[What is asked]: Using the records provided below, locate and copy each line that contains the word "Where".
==================================================
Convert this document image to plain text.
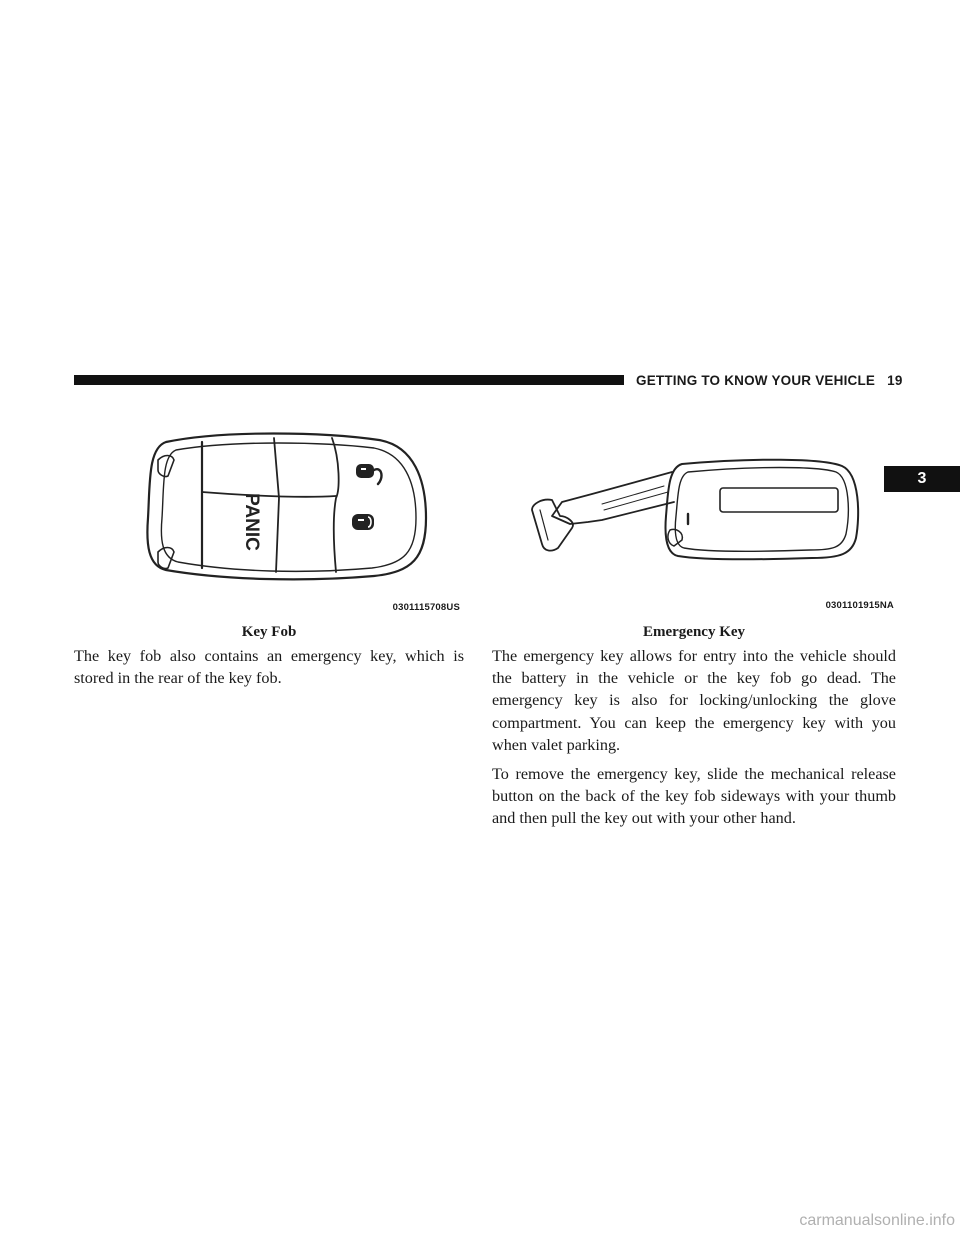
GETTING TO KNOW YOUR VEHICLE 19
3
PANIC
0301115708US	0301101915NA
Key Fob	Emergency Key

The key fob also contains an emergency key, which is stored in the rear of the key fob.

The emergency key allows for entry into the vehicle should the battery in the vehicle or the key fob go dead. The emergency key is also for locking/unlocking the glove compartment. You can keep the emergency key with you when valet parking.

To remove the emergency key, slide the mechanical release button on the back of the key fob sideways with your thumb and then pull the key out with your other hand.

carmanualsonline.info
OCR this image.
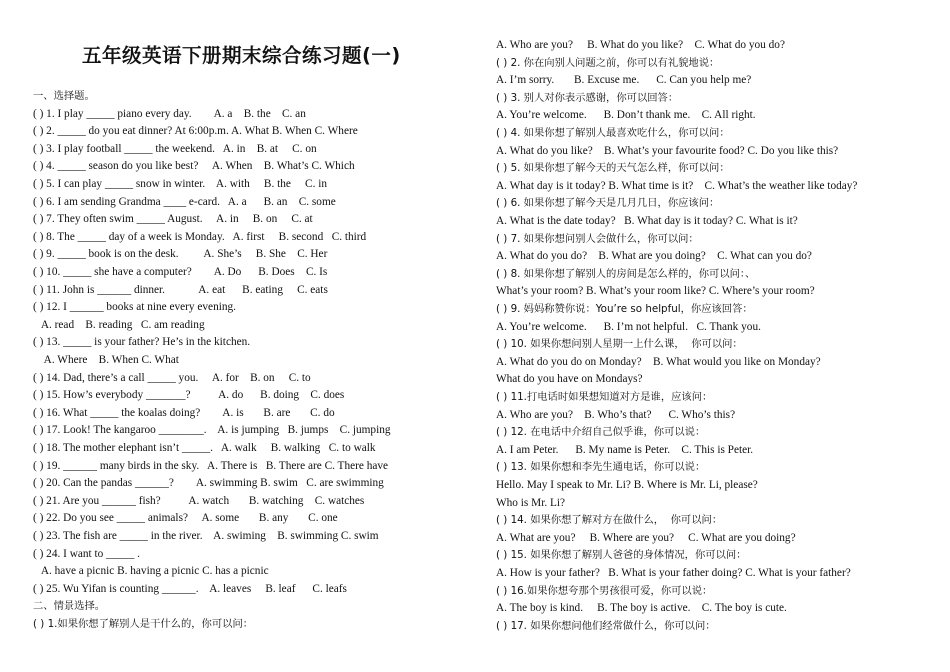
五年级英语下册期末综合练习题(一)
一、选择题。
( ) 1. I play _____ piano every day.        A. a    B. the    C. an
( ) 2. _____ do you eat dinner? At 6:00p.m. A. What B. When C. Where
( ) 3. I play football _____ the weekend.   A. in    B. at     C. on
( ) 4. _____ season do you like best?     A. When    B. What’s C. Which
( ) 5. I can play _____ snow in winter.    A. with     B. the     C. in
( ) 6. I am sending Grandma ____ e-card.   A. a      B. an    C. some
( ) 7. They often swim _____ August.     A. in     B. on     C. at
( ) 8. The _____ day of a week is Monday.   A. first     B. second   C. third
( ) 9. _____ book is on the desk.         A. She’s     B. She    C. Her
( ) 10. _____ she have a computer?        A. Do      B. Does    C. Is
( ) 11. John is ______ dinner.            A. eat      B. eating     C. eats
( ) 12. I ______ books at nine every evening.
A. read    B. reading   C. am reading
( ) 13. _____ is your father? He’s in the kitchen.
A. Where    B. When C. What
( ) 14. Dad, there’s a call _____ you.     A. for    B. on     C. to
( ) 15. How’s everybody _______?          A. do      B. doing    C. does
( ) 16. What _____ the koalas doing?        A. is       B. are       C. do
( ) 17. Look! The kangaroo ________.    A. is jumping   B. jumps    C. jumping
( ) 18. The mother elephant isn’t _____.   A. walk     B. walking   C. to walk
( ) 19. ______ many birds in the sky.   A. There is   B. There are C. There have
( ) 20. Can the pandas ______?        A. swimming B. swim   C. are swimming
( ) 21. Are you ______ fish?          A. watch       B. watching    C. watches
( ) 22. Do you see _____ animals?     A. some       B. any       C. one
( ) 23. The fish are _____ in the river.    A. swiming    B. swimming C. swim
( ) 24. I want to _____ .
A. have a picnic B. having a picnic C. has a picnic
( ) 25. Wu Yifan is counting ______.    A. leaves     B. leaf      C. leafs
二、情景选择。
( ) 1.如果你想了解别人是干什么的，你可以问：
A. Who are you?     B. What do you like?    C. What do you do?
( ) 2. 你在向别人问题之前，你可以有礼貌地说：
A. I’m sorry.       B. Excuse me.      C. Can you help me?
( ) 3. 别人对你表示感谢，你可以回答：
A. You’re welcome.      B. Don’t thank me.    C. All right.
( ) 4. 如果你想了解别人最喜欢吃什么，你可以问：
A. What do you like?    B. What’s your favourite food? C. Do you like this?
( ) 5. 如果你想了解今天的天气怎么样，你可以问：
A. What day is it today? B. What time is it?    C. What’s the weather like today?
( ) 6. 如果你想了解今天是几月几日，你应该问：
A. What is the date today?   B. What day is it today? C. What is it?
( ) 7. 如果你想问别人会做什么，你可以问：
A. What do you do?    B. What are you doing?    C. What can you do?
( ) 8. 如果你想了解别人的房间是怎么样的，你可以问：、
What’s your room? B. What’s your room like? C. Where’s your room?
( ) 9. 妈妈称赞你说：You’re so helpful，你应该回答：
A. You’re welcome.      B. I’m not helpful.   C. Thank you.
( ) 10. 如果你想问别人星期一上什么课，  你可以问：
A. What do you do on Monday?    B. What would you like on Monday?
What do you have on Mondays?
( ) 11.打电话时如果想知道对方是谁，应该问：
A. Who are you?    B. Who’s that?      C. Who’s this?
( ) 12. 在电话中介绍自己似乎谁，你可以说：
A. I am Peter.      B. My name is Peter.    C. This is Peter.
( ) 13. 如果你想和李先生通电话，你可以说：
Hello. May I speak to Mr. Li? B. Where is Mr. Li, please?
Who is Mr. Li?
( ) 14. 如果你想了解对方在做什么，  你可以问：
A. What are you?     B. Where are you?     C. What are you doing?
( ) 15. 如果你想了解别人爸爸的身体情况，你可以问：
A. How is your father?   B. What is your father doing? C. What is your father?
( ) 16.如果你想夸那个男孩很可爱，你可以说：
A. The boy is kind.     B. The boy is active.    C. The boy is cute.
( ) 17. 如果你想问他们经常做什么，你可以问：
==================================================
[Finished task]:
( ) 2. _____ do you eat dinner? At 6:00p.m. A. What B. When C. Where
A. Where    B. When C. What
What’s your room? B. What’s your room like? C. Where’s your room?
Hello. May I speak to Mr. Li? B. Where is Mr. Li, please?
A. What are you?     B. Where are you?     C. What are you doing?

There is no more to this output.